> _EXERCISE DESCRIPTION_: Lift out all lines below that contain "nomen".

> _GIVEN RECORDS_:
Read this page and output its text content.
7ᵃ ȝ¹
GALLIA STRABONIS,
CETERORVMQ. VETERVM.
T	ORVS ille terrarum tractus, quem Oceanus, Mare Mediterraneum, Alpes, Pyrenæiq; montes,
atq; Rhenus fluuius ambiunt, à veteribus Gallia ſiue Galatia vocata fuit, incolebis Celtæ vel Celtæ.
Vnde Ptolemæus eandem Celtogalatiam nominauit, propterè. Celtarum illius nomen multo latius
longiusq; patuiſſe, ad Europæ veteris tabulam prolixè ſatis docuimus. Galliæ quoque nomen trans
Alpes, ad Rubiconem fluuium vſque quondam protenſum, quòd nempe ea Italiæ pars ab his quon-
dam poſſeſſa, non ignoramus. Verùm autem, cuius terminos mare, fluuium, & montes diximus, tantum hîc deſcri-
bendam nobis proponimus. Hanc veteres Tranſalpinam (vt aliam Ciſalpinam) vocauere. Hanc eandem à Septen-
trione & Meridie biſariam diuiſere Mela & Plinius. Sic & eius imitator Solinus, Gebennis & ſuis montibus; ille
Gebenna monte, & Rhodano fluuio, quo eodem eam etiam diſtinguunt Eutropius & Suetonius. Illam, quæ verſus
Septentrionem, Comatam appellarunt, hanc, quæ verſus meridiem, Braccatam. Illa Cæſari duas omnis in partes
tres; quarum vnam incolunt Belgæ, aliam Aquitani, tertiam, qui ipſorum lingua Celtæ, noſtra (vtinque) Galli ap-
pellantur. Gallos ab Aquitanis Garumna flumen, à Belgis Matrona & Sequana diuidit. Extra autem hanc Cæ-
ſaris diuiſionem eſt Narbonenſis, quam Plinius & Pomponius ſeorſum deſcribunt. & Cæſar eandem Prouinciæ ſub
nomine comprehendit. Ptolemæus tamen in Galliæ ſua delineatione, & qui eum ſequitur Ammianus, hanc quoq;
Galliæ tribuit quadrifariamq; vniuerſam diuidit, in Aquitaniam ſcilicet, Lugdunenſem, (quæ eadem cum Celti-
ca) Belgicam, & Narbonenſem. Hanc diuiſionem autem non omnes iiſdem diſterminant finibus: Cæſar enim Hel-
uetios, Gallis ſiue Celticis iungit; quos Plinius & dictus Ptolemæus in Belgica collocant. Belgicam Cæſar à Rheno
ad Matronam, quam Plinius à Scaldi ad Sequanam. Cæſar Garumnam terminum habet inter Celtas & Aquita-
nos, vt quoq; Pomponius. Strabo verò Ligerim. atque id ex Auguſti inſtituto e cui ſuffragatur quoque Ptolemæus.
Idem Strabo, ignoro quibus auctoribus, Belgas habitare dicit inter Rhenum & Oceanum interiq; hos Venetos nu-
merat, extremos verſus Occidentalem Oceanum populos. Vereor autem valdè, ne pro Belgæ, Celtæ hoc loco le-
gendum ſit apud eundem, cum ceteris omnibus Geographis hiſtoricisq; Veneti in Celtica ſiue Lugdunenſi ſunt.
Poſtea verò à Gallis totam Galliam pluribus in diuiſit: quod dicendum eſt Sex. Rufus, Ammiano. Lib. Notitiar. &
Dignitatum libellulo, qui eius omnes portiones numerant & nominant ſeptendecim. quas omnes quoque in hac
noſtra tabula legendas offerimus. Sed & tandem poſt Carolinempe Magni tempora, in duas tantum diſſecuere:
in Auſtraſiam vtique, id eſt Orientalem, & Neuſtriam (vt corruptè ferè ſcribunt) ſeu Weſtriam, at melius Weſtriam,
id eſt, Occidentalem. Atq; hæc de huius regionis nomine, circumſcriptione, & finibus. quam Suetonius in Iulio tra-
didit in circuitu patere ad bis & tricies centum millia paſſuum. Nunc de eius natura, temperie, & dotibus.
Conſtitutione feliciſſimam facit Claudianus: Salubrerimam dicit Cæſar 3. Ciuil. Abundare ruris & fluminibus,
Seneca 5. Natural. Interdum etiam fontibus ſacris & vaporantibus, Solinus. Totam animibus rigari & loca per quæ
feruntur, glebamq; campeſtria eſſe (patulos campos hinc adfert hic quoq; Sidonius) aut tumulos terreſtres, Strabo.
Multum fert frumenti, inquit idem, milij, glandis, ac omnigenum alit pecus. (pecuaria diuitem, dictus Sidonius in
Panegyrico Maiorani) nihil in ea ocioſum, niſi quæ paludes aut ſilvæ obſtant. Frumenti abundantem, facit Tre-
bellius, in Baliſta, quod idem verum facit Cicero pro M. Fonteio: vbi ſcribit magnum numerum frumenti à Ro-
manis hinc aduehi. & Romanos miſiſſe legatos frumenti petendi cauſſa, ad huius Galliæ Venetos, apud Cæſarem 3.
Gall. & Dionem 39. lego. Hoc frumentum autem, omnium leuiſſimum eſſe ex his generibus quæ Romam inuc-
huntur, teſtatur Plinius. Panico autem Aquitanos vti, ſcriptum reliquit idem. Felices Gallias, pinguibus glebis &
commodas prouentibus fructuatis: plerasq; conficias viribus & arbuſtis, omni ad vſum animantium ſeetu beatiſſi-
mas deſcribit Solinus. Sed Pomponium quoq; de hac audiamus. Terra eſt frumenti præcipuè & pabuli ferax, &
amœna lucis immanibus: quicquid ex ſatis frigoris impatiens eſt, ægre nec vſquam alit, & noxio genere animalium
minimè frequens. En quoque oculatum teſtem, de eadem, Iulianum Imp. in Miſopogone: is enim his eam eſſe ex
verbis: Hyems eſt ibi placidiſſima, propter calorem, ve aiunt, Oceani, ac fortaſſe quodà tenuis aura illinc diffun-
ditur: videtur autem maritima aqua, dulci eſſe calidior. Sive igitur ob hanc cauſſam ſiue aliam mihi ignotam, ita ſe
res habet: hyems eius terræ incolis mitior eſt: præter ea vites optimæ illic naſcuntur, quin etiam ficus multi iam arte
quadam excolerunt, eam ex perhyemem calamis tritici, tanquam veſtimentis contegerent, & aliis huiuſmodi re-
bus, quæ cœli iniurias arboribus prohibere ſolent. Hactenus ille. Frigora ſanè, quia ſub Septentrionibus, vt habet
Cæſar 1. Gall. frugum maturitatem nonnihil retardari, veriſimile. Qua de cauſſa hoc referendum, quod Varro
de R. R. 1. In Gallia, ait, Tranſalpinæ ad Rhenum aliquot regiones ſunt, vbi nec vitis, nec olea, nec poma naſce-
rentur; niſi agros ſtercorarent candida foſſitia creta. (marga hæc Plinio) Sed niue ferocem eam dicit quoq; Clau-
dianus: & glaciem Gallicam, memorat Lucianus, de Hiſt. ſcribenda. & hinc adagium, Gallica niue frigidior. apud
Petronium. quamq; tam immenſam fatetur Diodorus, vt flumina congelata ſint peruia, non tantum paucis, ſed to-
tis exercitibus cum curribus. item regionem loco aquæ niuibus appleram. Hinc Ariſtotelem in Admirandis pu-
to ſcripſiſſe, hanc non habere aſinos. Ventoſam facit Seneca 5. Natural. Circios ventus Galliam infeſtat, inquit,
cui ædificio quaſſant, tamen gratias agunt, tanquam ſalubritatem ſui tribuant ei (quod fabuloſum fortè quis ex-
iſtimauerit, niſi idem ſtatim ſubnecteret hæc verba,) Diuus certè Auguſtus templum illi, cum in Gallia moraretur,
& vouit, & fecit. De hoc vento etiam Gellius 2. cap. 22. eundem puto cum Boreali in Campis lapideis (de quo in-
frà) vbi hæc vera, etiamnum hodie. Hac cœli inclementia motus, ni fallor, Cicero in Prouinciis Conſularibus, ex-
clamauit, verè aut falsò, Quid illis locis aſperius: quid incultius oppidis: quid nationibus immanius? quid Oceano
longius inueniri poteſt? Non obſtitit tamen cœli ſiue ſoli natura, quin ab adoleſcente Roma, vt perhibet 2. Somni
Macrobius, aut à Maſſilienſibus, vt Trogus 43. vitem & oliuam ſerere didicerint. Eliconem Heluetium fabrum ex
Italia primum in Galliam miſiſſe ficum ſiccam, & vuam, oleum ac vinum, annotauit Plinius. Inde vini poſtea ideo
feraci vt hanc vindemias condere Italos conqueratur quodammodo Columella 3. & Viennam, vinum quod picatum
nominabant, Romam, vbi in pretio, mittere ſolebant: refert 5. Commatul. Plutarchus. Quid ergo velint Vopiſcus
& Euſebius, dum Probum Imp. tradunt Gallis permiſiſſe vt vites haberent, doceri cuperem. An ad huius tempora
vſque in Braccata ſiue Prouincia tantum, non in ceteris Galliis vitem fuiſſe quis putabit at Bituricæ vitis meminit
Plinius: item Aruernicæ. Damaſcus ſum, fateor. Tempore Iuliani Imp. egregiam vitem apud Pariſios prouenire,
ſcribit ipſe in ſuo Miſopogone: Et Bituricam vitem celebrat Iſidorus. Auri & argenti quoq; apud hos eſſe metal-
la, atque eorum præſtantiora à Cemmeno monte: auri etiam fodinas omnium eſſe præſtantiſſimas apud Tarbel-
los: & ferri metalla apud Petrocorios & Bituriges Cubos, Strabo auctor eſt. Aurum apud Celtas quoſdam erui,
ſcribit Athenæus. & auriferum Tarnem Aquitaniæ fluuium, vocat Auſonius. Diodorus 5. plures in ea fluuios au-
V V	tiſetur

> _RESPONSE TO THIS EXERCISE_:
Vnde Ptolemæus eandem Celtogalatiam nominauit, propterè. Celtarum illius nomen multo latius
longiusq; patuiſſe, ad Europæ veteris tabulam prolixè ſatis docuimus. Galliæ quoque nomen trans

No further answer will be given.